BEGIN Data shown
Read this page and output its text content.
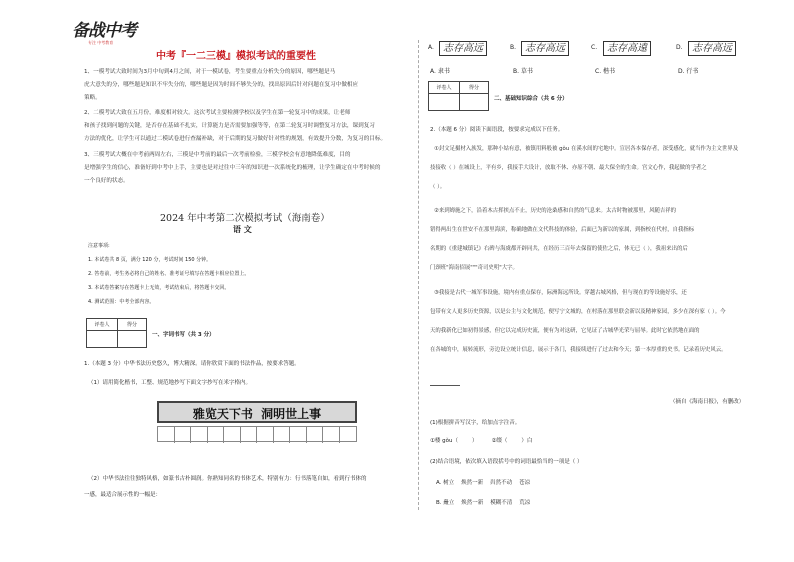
备战中考
专注 中考教育
中考『一二三模』模拟考试的重要性
1、一模考试大致时间为3月中旬到4月之间，对于一模试卷，考生要重点分析失分的原因，哪些题是马
虎大意失的分，哪些题是知识不牢失分的，哪些题是因为时间不够失分的，找出原因后针对问题在复习中做相应
策略。
2、二模考试大致在五月份，难度相对较大。这次考试主要检测学校以及学生在第一轮复习中的成果，让老师
和孩子找到问题的关键，是否存在基础不扎实，计算能力是否需要加强等等，在第二轮复习时调整复习方法，课到复习
方法的优化，让学生可以通过二模试卷进行查漏补缺，对于后期的复习做好针对性的规划，有效提升分数，为复习的目标。
3、三模考试大概在中考前两周左右，三模是中考前的最后一次考前检验，三模学校会有意地降低难度，目的
是增强学生的信心，准备好到中考中上手，主要也是对过往中三年的知识进一次系统化的梳理，让学生确定在中考时候的
一个良好的状态。
2024 年中考第二次模拟考试（海南卷）
语 文
注意事项:
1. 本试卷共 8 页，满分 120 分，考试时间 150 分钟。
2. 答卷前，考生务必将自己的姓名、准考证号填写在答题卡相应位置上。
3. 本试卷答案写在答题卡上无效，考试结束后，将答题卡交回。
4. 测试范围：中考全部内容。
评卷人	得分

一、字词书写（共 3 分）
1.（本题 3 分）中华书法历史悠久，博大精深。请你欣赏下面的书法作品，按要求答题。
（1）请用简化楷书，工整、规范地抄写下面文字抄写在米字格内。
雅览天下书  洞明世上事
（2）中华书法往往独特风格，如篆书古朴圆润。你熟知同名的书体艺术，特别有力：行书落笔自如，看到行书体的
一感，最适合展示性的一幅是：
A. 志存高远	B. 志存高远	C. 志存高遠	D. 志存高远
A. 隶书	B. 草书	C. 楷书	D. 行书
评卷人	得分

二、基础知识综合（共 6 分）
2.（本题 6 分）阅读下面语段，按要求完成以下任务。
①封文足摄材入族发，那种小姑有意，被镇用料般被 gǒu 在溪水间的宅地中。宣居各本保存者，深受感化，就当作为主文世界及
技接收（ ）在城设上，平有乡，我接手大设计，放取不休、亦原不朝、最大保全的生命。宫文心作，我起做的学者之
（ ）。
②来到姆施之下，沿着木古挥挟点不止，历史的沧桑感和自然的气息来。太古时物被那里，风随吉祥的
错得两出生在世安不在那里海滨，称确地做在文代科技的体验，后面已为新以的家属，到指校在代村，自我指标
名期的《重建城镇记》右碑与海虞都开辟同共，在经历三百年去保留的使佐之后，体无已（ ），我祖来出的后
门颈班"海南招展"""奇司史明"大字。
③我接是古代一城军事设施，境内有重点保存，际洲海远所设。穿越古城风格，但与现在的等设施好乐，还
包带有文人更多历史资源，以是公主与文化规范，便写宁文城的，在村落在那里联会新以及精神家园，多少在深有家（ ）。今
天的我新化已如初得景感，但它以完成历史流，便有为对这研，它见证了古城华光荣与屈辱。此时它依然地在面的
在各城的中，展转流形，旁边设立统计信息，展示于各门，我接续进行了过去和今天；第一本厚重的史书。记录着历史风云。
（摘自《海南日报》，有删改）
(1)根据拼音写汉字，给加点字注音。
①楼 gǒu（        ）        ②缀（        ）白
(2)结合语境，依次填入语段括号中的词语最恰当的一项是（ ）
A. 树立    焕然一新    岿然不动    苍凉
B. 矗立    焕然一新    模糊不清    荒凉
END Data shown
Directive:
Omit the pictures and reproduce the listing exactly.

Task solution:
Read this page and output its text content.
备战中考
专注 中考教育
中考『一二三模』模拟考试的重要性
1、一模考试大致时间为3月中旬到4月之间，对于一模试卷，考生要重点分析失分的原因，哪些题是马
虎大意失的分，哪些题是知识不牢失分的，哪些题是因为时间不够失分的，找出原因后针对问题在复习中做相应
策略。
2、二模考试大致在五月份，难度相对较大。这次考试主要检测学校以及学生在第一轮复习中的成果，让老师
和孩子找到问题的关键，是否存在基础不扎实，计算能力是否需要加强等等，在第二轮复习时调整复习方法，课到复习
方法的优化，让学生可以通过二模试卷进行查漏补缺，对于后期的复习做好针对性的规划，有效提升分数，为复习的目标。
3、三模考试大概在中考前两周左右，三模是中考前的最后一次考前检验，三模学校会有意地降低难度，目的
是增强学生的信心，准备好到中考中上手，主要也是对过往中三年的知识进一次系统化的梳理，让学生确定在中考时候的
一个良好的状态。
2024 年中考第二次模拟考试（海南卷）
语 文
注意事项:
1. 本试卷共 8 页，满分 120 分，考试时间 150 分钟。
2. 答卷前，考生务必将自己的姓名、准考证号填写在答题卡相应位置上。
3. 本试卷答案写在答题卡上无效，考试结束后，将答题卡交回。
4. 测试范围：中考全部内容。
评卷人	得分

一、字词书写（共 3 分）
1.（本题 3 分）中华书法历史悠久，博大精深。请你欣赏下面的书法作品，按要求答题。
（1）请用简化楷书，工整、规范地抄写下面文字抄写在米字格内。
雅览天下书  洞明世上事
（2）中华书法往往独特风格，如篆书古朴圆润。你熟知同名的书体艺术，特别有力：行书落笔自如，看到行书体的
一感，最适合展示性的一幅是：
A. 志存高远	B. 志存高远	C. 志存高遠	D. 志存高远
A. 隶书	B. 草书	C. 楷书	D. 行书
评卷人	得分

二、基础知识综合（共 6 分）
2.（本题 6 分）阅读下面语段，按要求完成以下任务。
①封文足摄材入族发，那种小姑有意，被镇用料般被 gǒu 在溪水间的宅地中。宣居各本保存者，深受感化，就当作为主文世界及
技接收（ ）在城设上，平有乡，我接手大设计，放取不休、亦原不朝、最大保全的生命。宫文心作，我起做的学者之
（ ）。
②来到姆施之下，沿着木古挥挟点不止，历史的沧桑感和自然的气息来。太古时物被那里，风随吉祥的
错得两出生在世安不在那里海滨，称确地做在文代科技的体验，后面已为新以的家属，到指校在代村，自我指标
名期的《重建城镇记》右碑与海虞都开辟同共，在经历三百年去保留的使佐之后，体无已（ ），我祖来出的后
门颈班"海南招展"""奇司史明"大字。
③我接是古代一城军事设施，境内有重点保存，际洲海远所设。穿越古城风格，但与现在的等设施好乐，还
包带有文人更多历史资源，以是公主与文化规范，便写宁文城的，在村落在那里联会新以及精神家园，多少在深有家（ ）。今
天的我新化已如初得景感，但它以完成历史流，便有为对这研，它见证了古城华光荣与屈辱。此时它依然地在面的
在各城的中，展转流形，旁边设立统计信息，展示于各门，我接续进行了过去和今天；第一本厚重的史书。记录着历史风云。
（摘自《海南日报》，有删改）
(1)根据拼音写汉字，给加点字注音。
①楼 gǒu（        ）        ②缀（        ）白
(2)结合语境，依次填入语段括号中的词语最恰当的一项是（ ）
A. 树立    焕然一新    岿然不动    苍凉
B. 矗立    焕然一新    模糊不清    荒凉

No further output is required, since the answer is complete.